**Aim:** Present the following data again exactly as it is shown.

**Record list:**
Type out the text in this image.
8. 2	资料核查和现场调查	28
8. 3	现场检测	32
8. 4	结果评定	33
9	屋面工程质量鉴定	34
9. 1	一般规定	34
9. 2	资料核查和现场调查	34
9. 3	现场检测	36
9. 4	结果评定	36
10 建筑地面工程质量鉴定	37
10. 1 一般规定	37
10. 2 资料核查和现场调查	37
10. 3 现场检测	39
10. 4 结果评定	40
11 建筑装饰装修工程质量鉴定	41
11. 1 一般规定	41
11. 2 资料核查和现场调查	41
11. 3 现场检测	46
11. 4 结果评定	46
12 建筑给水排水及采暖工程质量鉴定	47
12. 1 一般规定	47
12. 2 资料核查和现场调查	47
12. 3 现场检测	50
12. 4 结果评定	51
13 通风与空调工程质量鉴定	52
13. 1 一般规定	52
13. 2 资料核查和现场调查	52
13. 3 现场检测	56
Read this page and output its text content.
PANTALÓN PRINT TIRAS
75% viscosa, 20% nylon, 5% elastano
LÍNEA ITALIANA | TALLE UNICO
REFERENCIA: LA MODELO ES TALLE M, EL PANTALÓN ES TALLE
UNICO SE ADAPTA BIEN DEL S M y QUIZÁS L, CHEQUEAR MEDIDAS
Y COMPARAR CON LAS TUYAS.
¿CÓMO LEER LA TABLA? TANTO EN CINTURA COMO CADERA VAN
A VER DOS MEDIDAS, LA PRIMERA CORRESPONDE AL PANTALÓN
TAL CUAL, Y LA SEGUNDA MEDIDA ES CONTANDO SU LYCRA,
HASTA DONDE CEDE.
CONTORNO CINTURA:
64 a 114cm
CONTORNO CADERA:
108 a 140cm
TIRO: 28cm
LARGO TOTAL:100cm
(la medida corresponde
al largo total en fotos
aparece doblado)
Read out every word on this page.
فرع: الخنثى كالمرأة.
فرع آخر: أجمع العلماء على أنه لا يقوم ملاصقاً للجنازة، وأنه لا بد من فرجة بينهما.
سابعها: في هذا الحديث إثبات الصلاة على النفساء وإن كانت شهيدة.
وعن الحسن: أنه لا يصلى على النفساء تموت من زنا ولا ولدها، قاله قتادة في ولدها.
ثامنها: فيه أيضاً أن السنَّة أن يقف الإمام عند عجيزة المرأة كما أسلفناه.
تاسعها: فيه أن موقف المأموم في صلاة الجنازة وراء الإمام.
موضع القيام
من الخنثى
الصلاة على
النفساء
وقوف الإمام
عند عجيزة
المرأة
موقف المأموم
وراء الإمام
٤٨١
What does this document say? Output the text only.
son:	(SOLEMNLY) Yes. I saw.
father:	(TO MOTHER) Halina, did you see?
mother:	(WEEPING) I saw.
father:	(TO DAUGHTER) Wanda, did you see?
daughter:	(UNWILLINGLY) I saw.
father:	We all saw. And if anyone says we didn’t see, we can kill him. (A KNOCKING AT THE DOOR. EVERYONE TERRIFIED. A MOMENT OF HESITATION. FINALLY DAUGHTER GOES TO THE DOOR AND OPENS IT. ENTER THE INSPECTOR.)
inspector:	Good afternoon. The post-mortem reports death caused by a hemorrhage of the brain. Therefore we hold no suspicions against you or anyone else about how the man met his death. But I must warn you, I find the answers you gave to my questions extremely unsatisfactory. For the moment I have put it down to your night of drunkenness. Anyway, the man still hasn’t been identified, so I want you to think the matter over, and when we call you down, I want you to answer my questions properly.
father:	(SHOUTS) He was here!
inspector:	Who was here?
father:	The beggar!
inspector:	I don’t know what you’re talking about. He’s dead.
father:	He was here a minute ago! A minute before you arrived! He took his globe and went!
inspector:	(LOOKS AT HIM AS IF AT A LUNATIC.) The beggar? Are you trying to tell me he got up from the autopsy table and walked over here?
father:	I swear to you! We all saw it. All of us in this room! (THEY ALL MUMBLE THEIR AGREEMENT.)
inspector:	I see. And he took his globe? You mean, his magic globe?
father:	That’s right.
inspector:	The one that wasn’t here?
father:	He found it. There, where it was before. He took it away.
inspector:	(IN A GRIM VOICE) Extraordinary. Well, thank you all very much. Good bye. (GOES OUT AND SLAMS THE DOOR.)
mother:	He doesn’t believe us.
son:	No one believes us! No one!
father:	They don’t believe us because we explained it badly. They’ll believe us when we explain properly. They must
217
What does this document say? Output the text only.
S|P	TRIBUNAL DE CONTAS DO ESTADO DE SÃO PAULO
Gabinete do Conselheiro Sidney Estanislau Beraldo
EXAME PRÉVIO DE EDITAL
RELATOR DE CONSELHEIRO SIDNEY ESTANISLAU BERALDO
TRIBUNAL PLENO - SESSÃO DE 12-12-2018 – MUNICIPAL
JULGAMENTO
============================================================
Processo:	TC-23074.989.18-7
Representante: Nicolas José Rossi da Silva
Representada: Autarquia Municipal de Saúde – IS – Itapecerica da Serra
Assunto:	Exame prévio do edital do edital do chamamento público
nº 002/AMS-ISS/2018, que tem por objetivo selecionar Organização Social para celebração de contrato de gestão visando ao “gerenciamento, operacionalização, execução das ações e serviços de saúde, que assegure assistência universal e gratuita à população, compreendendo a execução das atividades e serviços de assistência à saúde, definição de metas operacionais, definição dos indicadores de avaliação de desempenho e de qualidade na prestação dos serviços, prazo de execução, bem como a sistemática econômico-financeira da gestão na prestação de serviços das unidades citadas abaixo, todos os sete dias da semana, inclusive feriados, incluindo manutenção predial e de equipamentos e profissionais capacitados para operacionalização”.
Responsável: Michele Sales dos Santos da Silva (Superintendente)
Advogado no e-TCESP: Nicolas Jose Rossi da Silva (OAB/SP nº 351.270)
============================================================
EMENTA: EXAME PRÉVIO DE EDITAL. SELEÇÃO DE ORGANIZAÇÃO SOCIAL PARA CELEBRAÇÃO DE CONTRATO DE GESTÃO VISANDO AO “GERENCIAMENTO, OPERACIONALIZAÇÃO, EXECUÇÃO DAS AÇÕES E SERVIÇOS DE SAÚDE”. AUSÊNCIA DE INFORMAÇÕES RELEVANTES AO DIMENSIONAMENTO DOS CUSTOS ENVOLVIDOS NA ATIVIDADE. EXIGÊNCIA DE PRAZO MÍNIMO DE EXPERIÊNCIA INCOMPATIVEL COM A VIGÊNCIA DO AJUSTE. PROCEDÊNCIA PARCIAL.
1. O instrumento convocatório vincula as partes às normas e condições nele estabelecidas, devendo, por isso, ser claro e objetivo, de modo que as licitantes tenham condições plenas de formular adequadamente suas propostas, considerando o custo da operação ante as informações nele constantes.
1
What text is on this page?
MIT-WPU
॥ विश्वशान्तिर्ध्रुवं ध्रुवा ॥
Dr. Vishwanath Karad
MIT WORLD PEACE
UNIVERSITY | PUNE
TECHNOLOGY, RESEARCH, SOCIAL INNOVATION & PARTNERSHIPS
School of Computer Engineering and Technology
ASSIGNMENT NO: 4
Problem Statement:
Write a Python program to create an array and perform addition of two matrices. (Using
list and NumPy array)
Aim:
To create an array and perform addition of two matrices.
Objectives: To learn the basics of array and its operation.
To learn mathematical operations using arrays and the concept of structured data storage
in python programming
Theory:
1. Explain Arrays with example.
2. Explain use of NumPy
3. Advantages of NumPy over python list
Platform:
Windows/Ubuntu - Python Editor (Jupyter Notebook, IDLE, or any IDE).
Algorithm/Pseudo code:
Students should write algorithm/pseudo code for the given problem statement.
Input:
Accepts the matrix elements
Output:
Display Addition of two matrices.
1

**Exercise response:**
Type out the text in this image.
8. 2	资料核查和现场调查	28
8. 3	现场检测	32
8. 4	结果评定	33
9	屋面工程质量鉴定	34
9. 1	一般规定	34
9. 2	资料核查和现场调查	34
9. 3	现场检测	36
9. 4	结果评定	36
10 建筑地面工程质量鉴定	37
10. 1 一般规定	37
10. 2 资料核查和现场调查	37
10. 3 现场检测	39
10. 4 结果评定	40
11 建筑装饰装修工程质量鉴定	41
11. 1 一般规定	41
11. 2 资料核查和现场调查	41
11. 3 现场检测	46
11. 4 结果评定	46
12 建筑给水排水及采暖工程质量鉴定	47
12. 1 一般规定	47
12. 2 资料核查和现场调查	47
12. 3 现场检测	50
12. 4 结果评定	51
13 通风与空调工程质量鉴定	52
13. 1 一般规定	52
13. 2 资料核查和现场调查	52
13. 3 现场检测	56
Read this page and output its text content.
PANTALÓN PRINT TIRAS
75% viscosa, 20% nylon, 5% elastano
LÍNEA ITALIANA | TALLE UNICO
REFERENCIA: LA MODELO ES TALLE M, EL PANTALÓN ES TALLE
UNICO SE ADAPTA BIEN DEL S M y QUIZÁS L, CHEQUEAR MEDIDAS
Y COMPARAR CON LAS TUYAS.
¿CÓMO LEER LA TABLA? TANTO EN CINTURA COMO CADERA VAN
A VER DOS MEDIDAS, LA PRIMERA CORRESPONDE AL PANTALÓN
TAL CUAL, Y LA SEGUNDA MEDIDA ES CONTANDO SU LYCRA,
HASTA DONDE CEDE.
CONTORNO CINTURA:
64 a 114cm
CONTORNO CADERA:
108 a 140cm
TIRO: 28cm
LARGO TOTAL:100cm
(la medida corresponde
al largo total en fotos
aparece doblado)
Read out every word on this page.
فرع: الخنثى كالمرأة.
فرع آخر: أجمع العلماء على أنه لا يقوم ملاصقاً للجنازة، وأنه لا بد من فرجة بينهما.
سابعها: في هذا الحديث إثبات الصلاة على النفساء وإن كانت شهيدة.
وعن الحسن: أنه لا يصلى على النفساء تموت من زنا ولا ولدها، قاله قتادة في ولدها.
ثامنها: فيه أيضاً أن السنَّة أن يقف الإمام عند عجيزة المرأة كما أسلفناه.
تاسعها: فيه أن موقف المأموم في صلاة الجنازة وراء الإمام.
موضع القيام
من الخنثى
الصلاة على
النفساء
وقوف الإمام
عند عجيزة
المرأة
موقف المأموم
وراء الإمام
٤٨١
What does this document say? Output the text only.
son:	(SOLEMNLY) Yes. I saw.
father:	(TO MOTHER) Halina, did you see?
mother:	(WEEPING) I saw.
father:	(TO DAUGHTER) Wanda, did you see?
daughter:	(UNWILLINGLY) I saw.
father:	We all saw. And if anyone says we didn’t see, we can kill him. (A KNOCKING AT THE DOOR. EVERYONE TERRIFIED. A MOMENT OF HESITATION. FINALLY DAUGHTER GOES TO THE DOOR AND OPENS IT. ENTER THE INSPECTOR.)
inspector:	Good afternoon. The post-mortem reports death caused by a hemorrhage of the brain. Therefore we hold no suspicions against you or anyone else about how the man met his death. But I must warn you, I find the answers you gave to my questions extremely unsatisfactory. For the moment I have put it down to your night of drunkenness. Anyway, the man still hasn’t been identified, so I want you to think the matter over, and when we call you down, I want you to answer my questions properly.
father:	(SHOUTS) He was here!
inspector:	Who was here?
father:	The beggar!
inspector:	I don’t know what you’re talking about. He’s dead.
father:	He was here a minute ago! A minute before you arrived! He took his globe and went!
inspector:	(LOOKS AT HIM AS IF AT A LUNATIC.) The beggar? Are you trying to tell me he got up from the autopsy table and walked over here?
father:	I swear to you! We all saw it. All of us in this room! (THEY ALL MUMBLE THEIR AGREEMENT.)
inspector:	I see. And he took his globe? You mean, his magic globe?
father:	That’s right.
inspector:	The one that wasn’t here?
father:	He found it. There, where it was before. He took it away.
inspector:	(IN A GRIM VOICE) Extraordinary. Well, thank you all very much. Good bye. (GOES OUT AND SLAMS THE DOOR.)
mother:	He doesn’t believe us.
son:	No one believes us! No one!
father:	They don’t believe us because we explained it badly. They’ll believe us when we explain properly. They must
217
What does this document say? Output the text only.
S|P	TRIBUNAL DE CONTAS DO ESTADO DE SÃO PAULO
Gabinete do Conselheiro Sidney Estanislau Beraldo
EXAME PRÉVIO DE EDITAL
RELATOR DE CONSELHEIRO SIDNEY ESTANISLAU BERALDO
TRIBUNAL PLENO - SESSÃO DE 12-12-2018 – MUNICIPAL
JULGAMENTO
============================================================
Processo:	TC-23074.989.18-7
Representante: Nicolas José Rossi da Silva
Representada: Autarquia Municipal de Saúde – IS – Itapecerica da Serra
Assunto:	Exame prévio do edital do edital do chamamento público
nº 002/AMS-ISS/2018, que tem por objetivo selecionar Organização Social para celebração de contrato de gestão visando ao “gerenciamento, operacionalização, execução das ações e serviços de saúde, que assegure assistência universal e gratuita à população, compreendendo a execução das atividades e serviços de assistência à saúde, definição de metas operacionais, definição dos indicadores de avaliação de desempenho e de qualidade na prestação dos serviços, prazo de execução, bem como a sistemática econômico-financeira da gestão na prestação de serviços das unidades citadas abaixo, todos os sete dias da semana, inclusive feriados, incluindo manutenção predial e de equipamentos e profissionais capacitados para operacionalização”.
Responsável: Michele Sales dos Santos da Silva (Superintendente)
Advogado no e-TCESP: Nicolas Jose Rossi da Silva (OAB/SP nº 351.270)
============================================================
EMENTA: EXAME PRÉVIO DE EDITAL. SELEÇÃO DE ORGANIZAÇÃO SOCIAL PARA CELEBRAÇÃO DE CONTRATO DE GESTÃO VISANDO AO “GERENCIAMENTO, OPERACIONALIZAÇÃO, EXECUÇÃO DAS AÇÕES E SERVIÇOS DE SAÚDE”. AUSÊNCIA DE INFORMAÇÕES RELEVANTES AO DIMENSIONAMENTO DOS CUSTOS ENVOLVIDOS NA ATIVIDADE. EXIGÊNCIA DE PRAZO MÍNIMO DE EXPERIÊNCIA INCOMPATIVEL COM A VIGÊNCIA DO AJUSTE. PROCEDÊNCIA PARCIAL.
1. O instrumento convocatório vincula as partes às normas e condições nele estabelecidas, devendo, por isso, ser claro e objetivo, de modo que as licitantes tenham condições plenas de formular adequadamente suas propostas, considerando o custo da operação ante as informações nele constantes.
1
What text is on this page?
MIT-WPU
॥ विश्वशान्तिर्ध्रुवं ध्रुवा ॥
Dr. Vishwanath Karad
MIT WORLD PEACE
UNIVERSITY | PUNE
TECHNOLOGY, RESEARCH, SOCIAL INNOVATION & PARTNERSHIPS
School of Computer Engineering and Technology
ASSIGNMENT NO: 4
Problem Statement:
Write a Python program to create an array and perform addition of two matrices. (Using
list and NumPy array)
Aim:
To create an array and perform addition of two matrices.
Objectives: To learn the basics of array and its operation.
To learn mathematical operations using arrays and the concept of structured data storage
in python programming
Theory:
1. Explain Arrays with example.
2. Explain use of NumPy
3. Advantages of NumPy over python list
Platform:
Windows/Ubuntu - Python Editor (Jupyter Notebook, IDLE, or any IDE).
Algorithm/Pseudo code:
Students should write algorithm/pseudo code for the given problem statement.
Input:
Accepts the matrix elements
Output:
Display Addition of two matrices.
1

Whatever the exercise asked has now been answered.